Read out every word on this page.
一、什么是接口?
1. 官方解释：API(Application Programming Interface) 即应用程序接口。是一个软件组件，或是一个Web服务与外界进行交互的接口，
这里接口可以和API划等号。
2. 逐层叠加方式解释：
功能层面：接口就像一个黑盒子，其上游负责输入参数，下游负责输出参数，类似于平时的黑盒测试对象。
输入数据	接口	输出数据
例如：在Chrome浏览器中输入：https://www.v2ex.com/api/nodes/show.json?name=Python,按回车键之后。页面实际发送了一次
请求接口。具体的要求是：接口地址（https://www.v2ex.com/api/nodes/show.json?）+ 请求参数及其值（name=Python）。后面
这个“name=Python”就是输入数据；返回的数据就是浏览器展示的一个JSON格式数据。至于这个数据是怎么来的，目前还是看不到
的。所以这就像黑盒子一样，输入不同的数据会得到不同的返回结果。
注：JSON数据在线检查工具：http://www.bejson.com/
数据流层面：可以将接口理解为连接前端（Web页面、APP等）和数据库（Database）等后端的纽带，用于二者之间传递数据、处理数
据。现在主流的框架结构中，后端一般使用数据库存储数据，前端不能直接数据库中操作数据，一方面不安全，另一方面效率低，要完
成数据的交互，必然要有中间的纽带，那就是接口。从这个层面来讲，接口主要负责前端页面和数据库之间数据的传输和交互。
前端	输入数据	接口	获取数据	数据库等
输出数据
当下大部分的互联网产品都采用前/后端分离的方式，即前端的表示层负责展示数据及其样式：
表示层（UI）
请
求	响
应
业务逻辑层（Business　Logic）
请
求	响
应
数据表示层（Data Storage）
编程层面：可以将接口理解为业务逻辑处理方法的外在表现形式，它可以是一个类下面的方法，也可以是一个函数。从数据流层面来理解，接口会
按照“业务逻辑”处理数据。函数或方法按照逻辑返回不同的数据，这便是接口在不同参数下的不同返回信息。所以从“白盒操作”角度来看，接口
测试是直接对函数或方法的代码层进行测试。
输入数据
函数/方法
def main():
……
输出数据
=====
- What is being asked
Return all of the data word for word.

- Task output
Read out every word on this page.
一、什么是接口?
1. 官方解释：API(Application Programming Interface) 即应用程序接口。是一个软件组件，或是一个Web服务与外界进行交互的接口，
这里接口可以和API划等号。
2. 逐层叠加方式解释：
功能层面：接口就像一个黑盒子，其上游负责输入参数，下游负责输出参数，类似于平时的黑盒测试对象。
输入数据	接口	输出数据
例如：在Chrome浏览器中输入：https://www.v2ex.com/api/nodes/show.json?name=Python,按回车键之后。页面实际发送了一次
请求接口。具体的要求是：接口地址（https://www.v2ex.com/api/nodes/show.json?）+ 请求参数及其值（name=Python）。后面
这个“name=Python”就是输入数据；返回的数据就是浏览器展示的一个JSON格式数据。至于这个数据是怎么来的，目前还是看不到
的。所以这就像黑盒子一样，输入不同的数据会得到不同的返回结果。
注：JSON数据在线检查工具：http://www.bejson.com/
数据流层面：可以将接口理解为连接前端（Web页面、APP等）和数据库（Database）等后端的纽带，用于二者之间传递数据、处理数
据。现在主流的框架结构中，后端一般使用数据库存储数据，前端不能直接数据库中操作数据，一方面不安全，另一方面效率低，要完
成数据的交互，必然要有中间的纽带，那就是接口。从这个层面来讲，接口主要负责前端页面和数据库之间数据的传输和交互。
前端	输入数据	接口	获取数据	数据库等
输出数据
当下大部分的互联网产品都采用前/后端分离的方式，即前端的表示层负责展示数据及其样式：
表示层（UI）
请
求	响
应
业务逻辑层（Business　Logic）
请
求	响
应
数据表示层（Data Storage）
编程层面：可以将接口理解为业务逻辑处理方法的外在表现形式，它可以是一个类下面的方法，也可以是一个函数。从数据流层面来理解，接口会
按照“业务逻辑”处理数据。函数或方法按照逻辑返回不同的数据，这便是接口在不同参数下的不同返回信息。所以从“白盒操作”角度来看，接口
测试是直接对函数或方法的代码层进行测试。
输入数据
函数/方法
def main():
……
输出数据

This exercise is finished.